Send each entry back exactly as given, pictures excluded.
========================================================================
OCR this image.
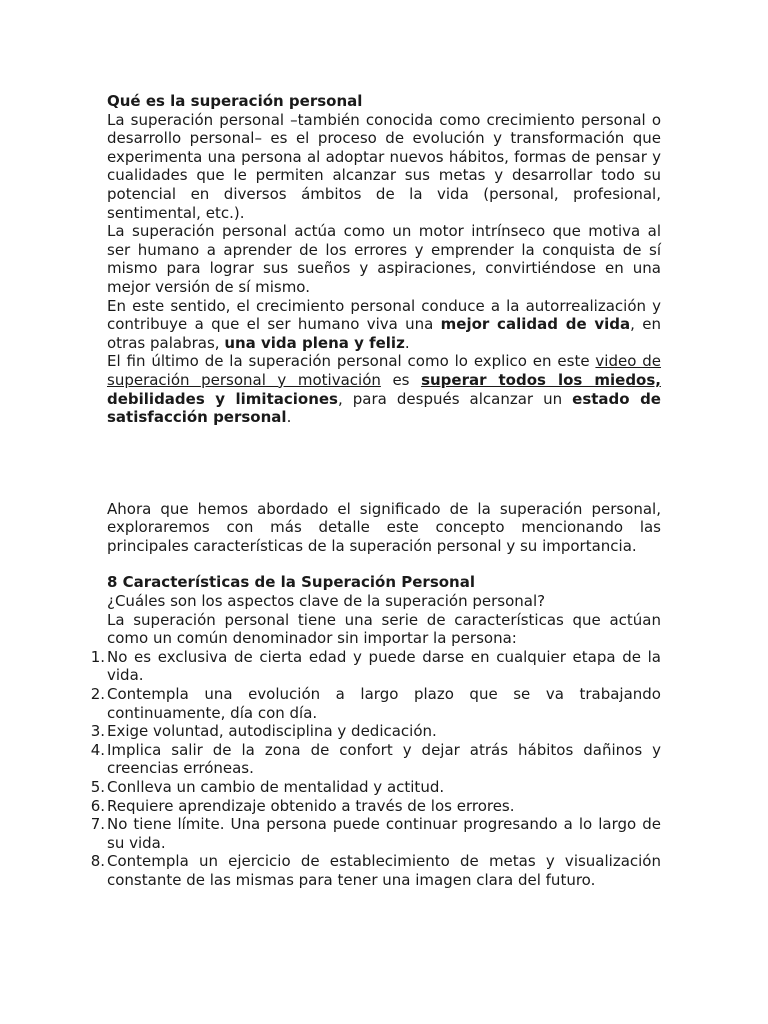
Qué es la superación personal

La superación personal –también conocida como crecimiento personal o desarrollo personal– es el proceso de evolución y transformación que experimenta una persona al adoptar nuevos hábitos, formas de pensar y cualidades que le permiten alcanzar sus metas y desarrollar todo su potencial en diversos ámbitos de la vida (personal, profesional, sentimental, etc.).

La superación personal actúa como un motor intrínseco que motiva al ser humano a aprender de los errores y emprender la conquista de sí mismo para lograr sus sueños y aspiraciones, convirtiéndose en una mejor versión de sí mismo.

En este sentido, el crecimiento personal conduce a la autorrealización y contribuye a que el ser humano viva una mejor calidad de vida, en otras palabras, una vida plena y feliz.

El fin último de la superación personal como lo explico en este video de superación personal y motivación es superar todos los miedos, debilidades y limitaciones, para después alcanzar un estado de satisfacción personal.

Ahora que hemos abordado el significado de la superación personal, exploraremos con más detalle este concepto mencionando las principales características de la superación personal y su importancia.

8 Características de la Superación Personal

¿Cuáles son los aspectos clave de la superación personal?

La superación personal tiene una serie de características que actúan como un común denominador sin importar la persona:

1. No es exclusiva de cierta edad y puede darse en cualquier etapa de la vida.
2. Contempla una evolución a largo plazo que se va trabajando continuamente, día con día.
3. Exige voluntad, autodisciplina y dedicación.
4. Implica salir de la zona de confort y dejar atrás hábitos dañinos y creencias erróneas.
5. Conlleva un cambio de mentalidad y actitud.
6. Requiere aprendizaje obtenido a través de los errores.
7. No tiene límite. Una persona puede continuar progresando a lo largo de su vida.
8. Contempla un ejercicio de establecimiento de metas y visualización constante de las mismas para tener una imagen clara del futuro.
========================================================================
### Reply to the exercise
OCR this image.
Qué es la superación personal

La superación personal –también conocida como crecimiento personal o desarrollo personal– es el proceso de evolución y transformación que experimenta una persona al adoptar nuevos hábitos, formas de pensar y cualidades que le permiten alcanzar sus metas y desarrollar todo su potencial en diversos ámbitos de la vida (personal, profesional, sentimental, etc.).

La superación personal actúa como un motor intrínseco que motiva al ser humano a aprender de los errores y emprender la conquista de sí mismo para lograr sus sueños y aspiraciones, convirtiéndose en una mejor versión de sí mismo.

En este sentido, el crecimiento personal conduce a la autorrealización y contribuye a que el ser humano viva una mejor calidad de vida, en otras palabras, una vida plena y feliz.

El fin último de la superación personal como lo explico en este video de superación personal y motivación es superar todos los miedos, debilidades y limitaciones, para después alcanzar un estado de satisfacción personal.

Ahora que hemos abordado el significado de la superación personal, exploraremos con más detalle este concepto mencionando las principales características de la superación personal y su importancia.

8 Características de la Superación Personal

¿Cuáles son los aspectos clave de la superación personal?

La superación personal tiene una serie de características que actúan como un común denominador sin importar la persona:

1. No es exclusiva de cierta edad y puede darse en cualquier etapa de la vida.
2. Contempla una evolución a largo plazo que se va trabajando continuamente, día con día.
3. Exige voluntad, autodisciplina y dedicación.
4. Implica salir de la zona de confort y dejar atrás hábitos dañinos y creencias erróneas.
5. Conlleva un cambio de mentalidad y actitud.
6. Requiere aprendizaje obtenido a través de los errores.
7. No tiene límite. Una persona puede continuar progresando a lo largo de su vida.
8. Contempla un ejercicio de establecimiento de metas y visualización constante de las mismas para tener una imagen clara del futuro.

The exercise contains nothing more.